STATED PROBLEM. Select every line holding the word "name" and copy it.

DATA PROVIDED.
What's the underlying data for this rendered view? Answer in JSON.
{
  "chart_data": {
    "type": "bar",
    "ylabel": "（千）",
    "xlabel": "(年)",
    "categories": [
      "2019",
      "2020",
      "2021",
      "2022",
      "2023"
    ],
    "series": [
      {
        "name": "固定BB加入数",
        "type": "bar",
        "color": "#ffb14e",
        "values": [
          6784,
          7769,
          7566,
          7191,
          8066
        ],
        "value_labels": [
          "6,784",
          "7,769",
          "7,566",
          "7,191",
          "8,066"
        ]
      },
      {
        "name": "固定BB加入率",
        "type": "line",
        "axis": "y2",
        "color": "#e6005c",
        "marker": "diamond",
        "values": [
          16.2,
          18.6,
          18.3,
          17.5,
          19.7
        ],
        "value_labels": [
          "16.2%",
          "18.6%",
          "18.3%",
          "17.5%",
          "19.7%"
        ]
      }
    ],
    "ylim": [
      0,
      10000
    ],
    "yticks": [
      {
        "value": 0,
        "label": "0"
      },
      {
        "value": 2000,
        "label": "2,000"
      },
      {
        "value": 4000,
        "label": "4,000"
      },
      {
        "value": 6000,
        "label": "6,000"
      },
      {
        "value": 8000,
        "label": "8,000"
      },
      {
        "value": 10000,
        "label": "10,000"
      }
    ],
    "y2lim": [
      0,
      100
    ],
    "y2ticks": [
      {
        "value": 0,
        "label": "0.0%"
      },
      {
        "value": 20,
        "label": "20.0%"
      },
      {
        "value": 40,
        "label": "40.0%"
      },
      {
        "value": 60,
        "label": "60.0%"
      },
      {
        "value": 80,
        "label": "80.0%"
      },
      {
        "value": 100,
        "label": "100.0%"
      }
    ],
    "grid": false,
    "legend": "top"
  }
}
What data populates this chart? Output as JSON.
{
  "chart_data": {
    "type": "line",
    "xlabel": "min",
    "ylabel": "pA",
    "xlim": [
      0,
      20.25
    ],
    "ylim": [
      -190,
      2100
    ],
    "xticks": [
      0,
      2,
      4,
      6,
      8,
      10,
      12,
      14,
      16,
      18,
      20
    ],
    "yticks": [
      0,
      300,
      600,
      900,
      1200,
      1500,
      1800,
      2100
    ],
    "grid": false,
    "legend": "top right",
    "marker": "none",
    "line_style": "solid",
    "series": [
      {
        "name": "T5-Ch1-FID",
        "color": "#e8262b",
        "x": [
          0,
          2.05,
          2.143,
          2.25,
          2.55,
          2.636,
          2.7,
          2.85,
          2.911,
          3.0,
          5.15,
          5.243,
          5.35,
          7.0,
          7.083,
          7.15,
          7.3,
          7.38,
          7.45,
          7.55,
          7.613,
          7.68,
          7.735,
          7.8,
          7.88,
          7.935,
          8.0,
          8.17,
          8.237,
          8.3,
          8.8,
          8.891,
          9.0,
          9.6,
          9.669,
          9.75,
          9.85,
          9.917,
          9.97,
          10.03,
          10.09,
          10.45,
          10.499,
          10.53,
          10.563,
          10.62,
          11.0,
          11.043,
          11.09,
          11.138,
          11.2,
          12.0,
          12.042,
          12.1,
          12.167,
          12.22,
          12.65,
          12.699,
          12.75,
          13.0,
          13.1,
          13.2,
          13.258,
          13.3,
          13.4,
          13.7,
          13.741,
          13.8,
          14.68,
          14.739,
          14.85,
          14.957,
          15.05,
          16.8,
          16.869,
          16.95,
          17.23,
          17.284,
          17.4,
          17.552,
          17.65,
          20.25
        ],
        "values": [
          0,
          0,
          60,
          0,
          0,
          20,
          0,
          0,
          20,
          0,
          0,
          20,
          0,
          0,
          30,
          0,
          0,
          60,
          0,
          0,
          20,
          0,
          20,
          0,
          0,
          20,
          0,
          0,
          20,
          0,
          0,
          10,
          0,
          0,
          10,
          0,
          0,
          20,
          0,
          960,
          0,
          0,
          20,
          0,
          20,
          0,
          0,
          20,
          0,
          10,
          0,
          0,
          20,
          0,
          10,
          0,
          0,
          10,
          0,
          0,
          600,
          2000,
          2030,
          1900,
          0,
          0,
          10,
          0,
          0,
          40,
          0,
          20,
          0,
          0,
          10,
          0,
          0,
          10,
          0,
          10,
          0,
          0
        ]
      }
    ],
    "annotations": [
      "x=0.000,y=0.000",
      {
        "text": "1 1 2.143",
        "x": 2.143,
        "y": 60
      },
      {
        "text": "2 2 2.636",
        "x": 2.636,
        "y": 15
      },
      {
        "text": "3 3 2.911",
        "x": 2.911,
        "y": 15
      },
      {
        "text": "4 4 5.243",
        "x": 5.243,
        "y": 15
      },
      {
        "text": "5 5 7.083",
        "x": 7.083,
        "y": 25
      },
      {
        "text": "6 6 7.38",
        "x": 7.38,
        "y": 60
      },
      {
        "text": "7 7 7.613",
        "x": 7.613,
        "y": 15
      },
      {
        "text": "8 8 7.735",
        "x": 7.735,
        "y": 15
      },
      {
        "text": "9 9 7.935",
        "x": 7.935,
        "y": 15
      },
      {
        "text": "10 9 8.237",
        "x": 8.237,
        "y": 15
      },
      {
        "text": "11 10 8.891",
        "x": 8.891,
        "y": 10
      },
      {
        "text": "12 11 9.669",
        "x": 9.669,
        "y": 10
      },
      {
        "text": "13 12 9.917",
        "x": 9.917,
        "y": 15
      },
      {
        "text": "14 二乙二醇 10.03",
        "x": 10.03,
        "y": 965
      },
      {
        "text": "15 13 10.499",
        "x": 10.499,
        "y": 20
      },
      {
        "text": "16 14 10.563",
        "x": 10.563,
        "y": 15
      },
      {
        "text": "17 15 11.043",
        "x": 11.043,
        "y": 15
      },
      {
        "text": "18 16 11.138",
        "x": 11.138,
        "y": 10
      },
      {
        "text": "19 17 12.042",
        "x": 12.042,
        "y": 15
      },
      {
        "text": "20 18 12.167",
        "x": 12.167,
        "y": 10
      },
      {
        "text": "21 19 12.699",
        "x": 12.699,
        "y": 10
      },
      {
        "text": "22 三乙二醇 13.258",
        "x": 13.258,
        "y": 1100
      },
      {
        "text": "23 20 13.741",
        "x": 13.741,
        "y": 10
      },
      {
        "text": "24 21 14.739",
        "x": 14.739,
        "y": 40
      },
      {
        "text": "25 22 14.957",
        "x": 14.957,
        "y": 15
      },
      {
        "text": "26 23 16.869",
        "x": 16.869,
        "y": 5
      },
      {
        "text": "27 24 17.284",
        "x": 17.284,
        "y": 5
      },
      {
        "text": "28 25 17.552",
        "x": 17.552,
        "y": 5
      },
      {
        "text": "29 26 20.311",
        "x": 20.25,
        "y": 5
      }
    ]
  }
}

RESULT FOR THIS EXERCISE.
        "name": "固定BB加入数",
        "name": "固定BB加入率",
        "name": "T5-Ch1-FID",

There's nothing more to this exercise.